*Description of the task*: Leaving out the pictures, retype all the material exactly.

*Records for this exercise*:
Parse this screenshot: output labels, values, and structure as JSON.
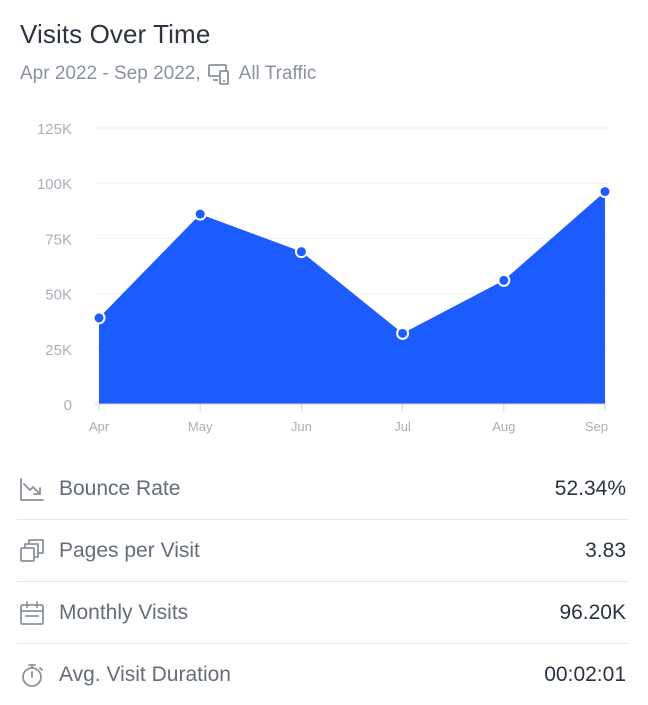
{
  "header": {
    "title": "Visits Over Time",
    "date_range": "Apr 2022 - Sep 2022,",
    "traffic_filter": "All Traffic",
    "device_icon": "devices-icon"
  },
  "colors": {
    "area_fill": "#1c5cff",
    "marker_stroke": "#ffffff",
    "grid": "#eceef1",
    "axis_text": "#a9afb8",
    "label_text": "#656d78",
    "value_text": "#2a3340"
  },
  "chart_data": {
    "type": "area",
    "title": "Visits Over Time",
    "xlabel": "",
    "ylabel": "",
    "categories": [
      "Apr",
      "May",
      "Jun",
      "Jul",
      "Aug",
      "Sep"
    ],
    "y_ticks": [
      {
        "value": 0,
        "label": "0"
      },
      {
        "value": 25000,
        "label": "25K"
      },
      {
        "value": 50000,
        "label": "50K"
      },
      {
        "value": 75000,
        "label": "75K"
      },
      {
        "value": 100000,
        "label": "100K"
      },
      {
        "value": 125000,
        "label": "125K"
      }
    ],
    "ylim": [
      0,
      125000
    ],
    "series": [
      {
        "values": [
          39000,
          86000,
          69000,
          32000,
          56000,
          96200
        ]
      }
    ],
    "grid": true,
    "legend": "none"
  },
  "metrics": [
    {
      "icon": "trend-down-icon",
      "label": "Bounce Rate",
      "value": "52.34%"
    },
    {
      "icon": "pages-icon",
      "label": "Pages per Visit",
      "value": "3.83"
    },
    {
      "icon": "calendar-icon",
      "label": "Monthly Visits",
      "value": "96.20K"
    },
    {
      "icon": "stopwatch-icon",
      "label": "Avg. Visit Duration",
      "value": "00:02:01"
    }
  ]
}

*Reply to the task*:
Parse this screenshot: output labels, values, and structure as JSON.
{
  "header": {
    "title": "Visits Over Time",
    "date_range": "Apr 2022 - Sep 2022,",
    "traffic_filter": "All Traffic",
    "device_icon": "devices-icon"
  },
  "colors": {
    "area_fill": "#1c5cff",
    "marker_stroke": "#ffffff",
    "grid": "#eceef1",
    "axis_text": "#a9afb8",
    "label_text": "#656d78",
    "value_text": "#2a3340"
  },
  "chart_data": {
    "type": "area",
    "title": "Visits Over Time",
    "xlabel": "",
    "ylabel": "",
    "categories": [
      "Apr",
      "May",
      "Jun",
      "Jul",
      "Aug",
      "Sep"
    ],
    "y_ticks": [
      {
        "value": 0,
        "label": "0"
      },
      {
        "value": 25000,
        "label": "25K"
      },
      {
        "value": 50000,
        "label": "50K"
      },
      {
        "value": 75000,
        "label": "75K"
      },
      {
        "value": 100000,
        "label": "100K"
      },
      {
        "value": 125000,
        "label": "125K"
      }
    ],
    "ylim": [
      0,
      125000
    ],
    "series": [
      {
        "values": [
          39000,
          86000,
          69000,
          32000,
          56000,
          96200
        ]
      }
    ],
    "grid": true,
    "legend": "none"
  },
  "metrics": [
    {
      "icon": "trend-down-icon",
      "label": "Bounce Rate",
      "value": "52.34%"
    },
    {
      "icon": "pages-icon",
      "label": "Pages per Visit",
      "value": "3.83"
    },
    {
      "icon": "calendar-icon",
      "label": "Monthly Visits",
      "value": "96.20K"
    },
    {
      "icon": "stopwatch-icon",
      "label": "Avg. Visit Duration",
      "value": "00:02:01"
    }
  ]
}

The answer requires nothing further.